PROBLEM STATEMENT
Check each line of the records below and collect those holding "peak".

PROVIDED ENTRIES
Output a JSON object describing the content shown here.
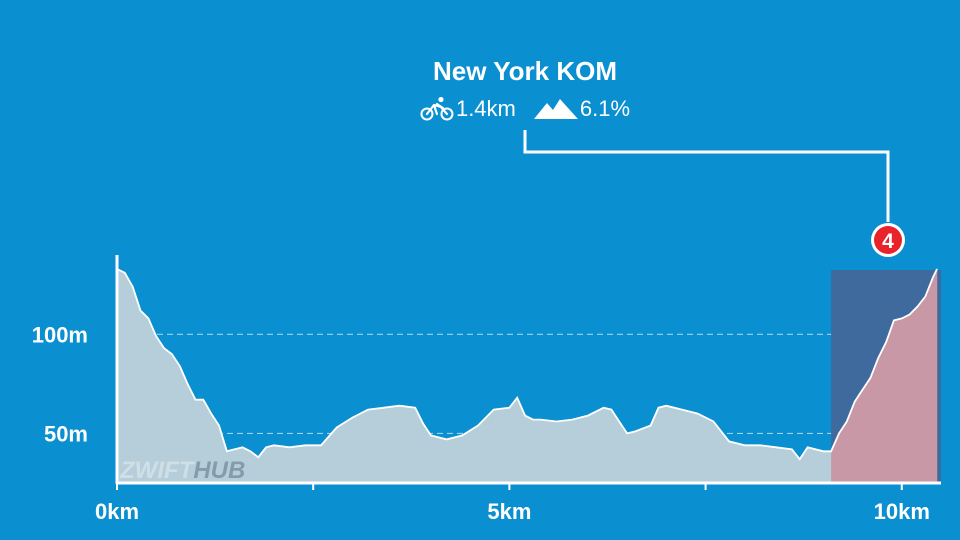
{
  "segment": {
    "name": "New York KOM",
    "distance": "1.4km",
    "gradient": "6.1%",
    "marker": "4",
    "icons": {
      "distance": "bicycle-icon",
      "gradient": "mountain-icon"
    },
    "start_km": 9.1,
    "end_km": 10.45
  },
  "watermark": {
    "part1": "ZWIFT",
    "part2": "HUB"
  },
  "colors": {
    "background": "#0a8fd0",
    "area_fill": "#b5ced9",
    "segment_highlight": "#3f6a9e",
    "segment_fill": "#c898a7",
    "marker_red": "#e8232a"
  },
  "chart_data": {
    "type": "area",
    "xlabel": "",
    "ylabel": "",
    "xlim": [
      0,
      10.5
    ],
    "ylim": [
      25,
      140
    ],
    "x_tick_values": [
      0,
      2.5,
      5,
      7.5,
      10
    ],
    "x_tick_labels": [
      "0km",
      "",
      "5km",
      "",
      "10km"
    ],
    "y_tick_values": [
      50,
      100
    ],
    "y_tick_labels": [
      "50m",
      "100m"
    ],
    "y_grid": "dashed",
    "series": [
      {
        "x": [
          0,
          0.1,
          0.2,
          0.3,
          0.4,
          0.5,
          0.6,
          0.7,
          0.8,
          0.9,
          1.0,
          1.1,
          1.2,
          1.3,
          1.4,
          1.5,
          1.6,
          1.7,
          1.8,
          1.9,
          2.0,
          2.2,
          2.4,
          2.6,
          2.8,
          3.0,
          3.2,
          3.4,
          3.6,
          3.8,
          3.9,
          4.0,
          4.2,
          4.4,
          4.6,
          4.8,
          5.0,
          5.1,
          5.2,
          5.3,
          5.4,
          5.6,
          5.8,
          6.0,
          6.2,
          6.3,
          6.4,
          6.5,
          6.6,
          6.8,
          6.9,
          7.0,
          7.2,
          7.4,
          7.6,
          7.8,
          8.0,
          8.2,
          8.4,
          8.6,
          8.7,
          8.8,
          9.0,
          9.1,
          9.2,
          9.3,
          9.4,
          9.5,
          9.6,
          9.7,
          9.8,
          9.9,
          10.0,
          10.1,
          10.2,
          10.3,
          10.4,
          10.45
        ],
        "y": [
          133,
          131,
          124,
          112,
          108,
          99,
          93,
          90,
          84,
          75,
          67,
          67,
          60,
          54,
          41,
          42,
          43,
          41,
          38,
          43,
          44,
          43,
          44,
          44,
          53,
          58,
          62,
          63,
          64,
          63,
          55,
          49,
          47,
          49,
          54,
          62,
          63,
          68,
          59,
          57,
          57,
          56,
          57,
          59,
          63,
          62,
          56,
          50,
          51,
          54,
          63,
          64,
          62,
          60,
          56,
          46,
          44,
          44,
          43,
          42,
          37,
          43,
          41,
          41,
          50,
          56,
          66,
          72,
          78,
          88,
          96,
          107,
          108,
          110,
          114,
          119,
          129,
          133
        ]
      }
    ]
  }
}
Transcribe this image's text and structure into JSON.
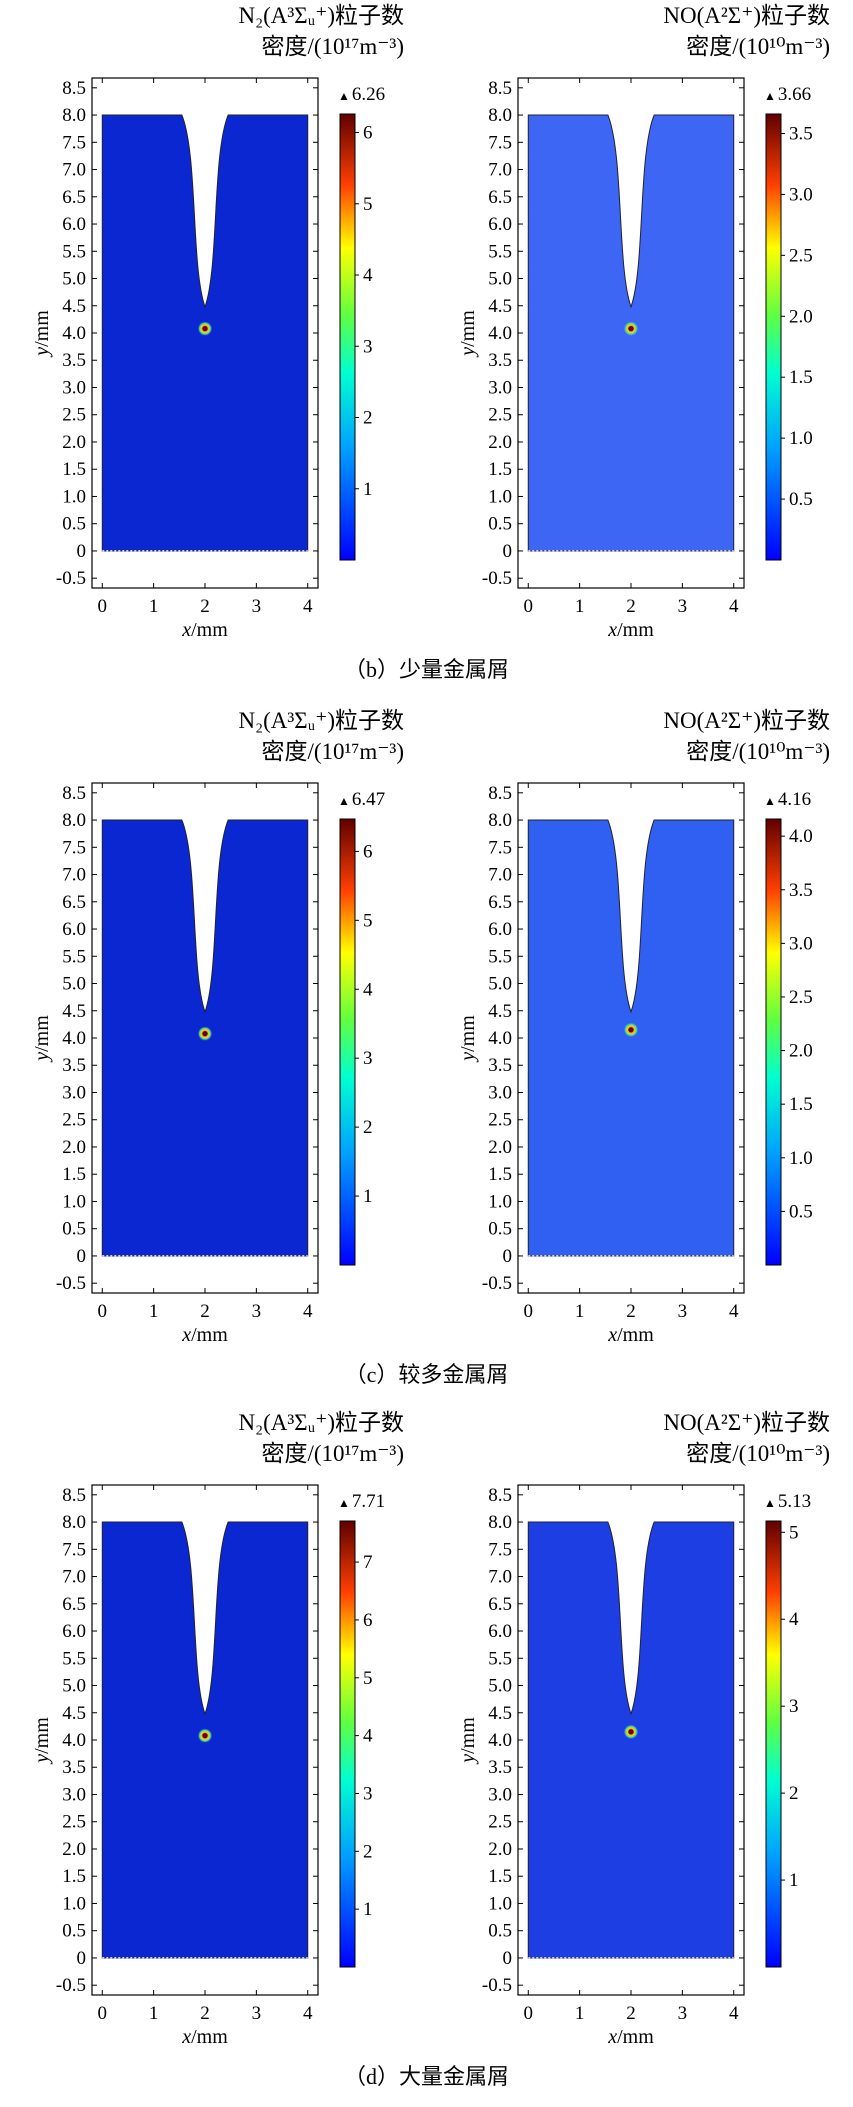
{
  "rows": [
    {
      "caption": "（b）少量金属屑",
      "panels": [
        {
          "title_line1": "N₂(A³Σᵤ⁺)粒子数",
          "title_line2": "密度/(10¹⁷m⁻³)",
          "max_label": "6.26",
          "cbar_ticks": [
            "1",
            "2",
            "3",
            "4",
            "5",
            "6"
          ],
          "background_color": "#0a27d1",
          "hotspot": {
            "x": 2.0,
            "y": 4.08,
            "peak": 6.26
          }
        },
        {
          "title_line1": "NO(A²Σ⁺)粒子数",
          "title_line2": "密度/(10¹⁰m⁻³)",
          "max_label": "3.66",
          "cbar_ticks": [
            "0.5",
            "1.0",
            "1.5",
            "2.0",
            "2.5",
            "3.0",
            "3.5"
          ],
          "background_color": "#3d66f4",
          "hotspot": {
            "x": 2.0,
            "y": 4.08,
            "peak": 3.66
          }
        }
      ]
    },
    {
      "caption": "（c）较多金属屑",
      "panels": [
        {
          "title_line1": "N₂(A³Σᵤ⁺)粒子数",
          "title_line2": "密度/(10¹⁷m⁻³)",
          "max_label": "6.47",
          "cbar_ticks": [
            "1",
            "2",
            "3",
            "4",
            "5",
            "6"
          ],
          "background_color": "#0a27d1",
          "hotspot": {
            "x": 2.0,
            "y": 4.08,
            "peak": 6.47
          }
        },
        {
          "title_line1": "NO(A²Σ⁺)粒子数",
          "title_line2": "密度/(10¹⁰m⁻³)",
          "max_label": "4.16",
          "cbar_ticks": [
            "0.5",
            "1.0",
            "1.5",
            "2.0",
            "2.5",
            "3.0",
            "3.5",
            "4.0"
          ],
          "background_color": "#3060f2",
          "hotspot": {
            "x": 2.0,
            "y": 4.15,
            "peak": 4.16
          }
        }
      ]
    },
    {
      "caption": "（d）大量金属屑",
      "panels": [
        {
          "title_line1": "N₂(A³Σᵤ⁺)粒子数",
          "title_line2": "密度/(10¹⁷m⁻³)",
          "max_label": "7.71",
          "cbar_ticks": [
            "1",
            "2",
            "3",
            "4",
            "5",
            "6",
            "7"
          ],
          "background_color": "#0a27d1",
          "hotspot": {
            "x": 2.0,
            "y": 4.08,
            "peak": 7.71
          }
        },
        {
          "title_line1": "NO(A²Σ⁺)粒子数",
          "title_line2": "密度/(10¹⁰m⁻³)",
          "max_label": "5.13",
          "cbar_ticks": [
            "1",
            "2",
            "3",
            "4",
            "5"
          ],
          "background_color": "#1d3ee3",
          "hotspot": {
            "x": 2.0,
            "y": 4.15,
            "peak": 5.13
          }
        }
      ]
    }
  ],
  "axes": {
    "xlabel_var": "x",
    "xlabel_unit": "/mm",
    "ylabel_var": "y",
    "ylabel_unit": "/mm",
    "x_ticks": [
      "0",
      "1",
      "2",
      "3",
      "4"
    ],
    "y_ticks": [
      "-0.5",
      "0",
      "0.5",
      "1.0",
      "1.5",
      "2.0",
      "2.5",
      "3.0",
      "3.5",
      "4.0",
      "4.5",
      "5.0",
      "5.5",
      "6.0",
      "6.5",
      "7.0",
      "7.5",
      "8.0",
      "8.5"
    ]
  },
  "chart_data": [
    {
      "type": "heatmap",
      "title": "N₂(A³Σᵤ⁺)粒子数密度/(10¹⁷m⁻³)",
      "subplot": "（b）少量金属屑",
      "xlabel": "x/mm",
      "ylabel": "y/mm",
      "xlim": [
        0,
        4
      ],
      "ylim": [
        -0.5,
        8.5
      ],
      "colorbar_max": 6.26,
      "colorbar_ticks": [
        1,
        2,
        3,
        4,
        5,
        6
      ],
      "hotspot": {
        "x": 2.0,
        "y": 4.08
      }
    },
    {
      "type": "heatmap",
      "title": "NO(A²Σ⁺)粒子数密度/(10¹⁰m⁻³)",
      "subplot": "（b）少量金属屑",
      "xlabel": "x/mm",
      "ylabel": "y/mm",
      "xlim": [
        0,
        4
      ],
      "ylim": [
        -0.5,
        8.5
      ],
      "colorbar_max": 3.66,
      "colorbar_ticks": [
        0.5,
        1.0,
        1.5,
        2.0,
        2.5,
        3.0,
        3.5
      ],
      "hotspot": {
        "x": 2.0,
        "y": 4.08
      }
    },
    {
      "type": "heatmap",
      "title": "N₂(A³Σᵤ⁺)粒子数密度/(10¹⁷m⁻³)",
      "subplot": "（c）较多金属屑",
      "xlabel": "x/mm",
      "ylabel": "y/mm",
      "xlim": [
        0,
        4
      ],
      "ylim": [
        -0.5,
        8.5
      ],
      "colorbar_max": 6.47,
      "colorbar_ticks": [
        1,
        2,
        3,
        4,
        5,
        6
      ],
      "hotspot": {
        "x": 2.0,
        "y": 4.08
      }
    },
    {
      "type": "heatmap",
      "title": "NO(A²Σ⁺)粒子数密度/(10¹⁰m⁻³)",
      "subplot": "（c）较多金属屑",
      "xlabel": "x/mm",
      "ylabel": "y/mm",
      "xlim": [
        0,
        4
      ],
      "ylim": [
        -0.5,
        8.5
      ],
      "colorbar_max": 4.16,
      "colorbar_ticks": [
        0.5,
        1.0,
        1.5,
        2.0,
        2.5,
        3.0,
        3.5,
        4.0
      ],
      "hotspot": {
        "x": 2.0,
        "y": 4.15
      }
    },
    {
      "type": "heatmap",
      "title": "N₂(A³Σᵤ⁺)粒子数密度/(10¹⁷m⁻³)",
      "subplot": "（d）大量金属屑",
      "xlabel": "x/mm",
      "ylabel": "y/mm",
      "xlim": [
        0,
        4
      ],
      "ylim": [
        -0.5,
        8.5
      ],
      "colorbar_max": 7.71,
      "colorbar_ticks": [
        1,
        2,
        3,
        4,
        5,
        6,
        7
      ],
      "hotspot": {
        "x": 2.0,
        "y": 4.08
      }
    },
    {
      "type": "heatmap",
      "title": "NO(A²Σ⁺)粒子数密度/(10¹⁰m⁻³)",
      "subplot": "（d）大量金属屑",
      "xlabel": "x/mm",
      "ylabel": "y/mm",
      "xlim": [
        0,
        4
      ],
      "ylim": [
        -0.5,
        8.5
      ],
      "colorbar_max": 5.13,
      "colorbar_ticks": [
        1,
        2,
        3,
        4,
        5
      ],
      "hotspot": {
        "x": 2.0,
        "y": 4.15
      }
    }
  ]
}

ANSWER FOR THE TASK
            "peak": 6.26
            "peak": 3.66
            "peak": 6.47
            "peak": 4.16
            "peak": 7.71
            "peak": 5.13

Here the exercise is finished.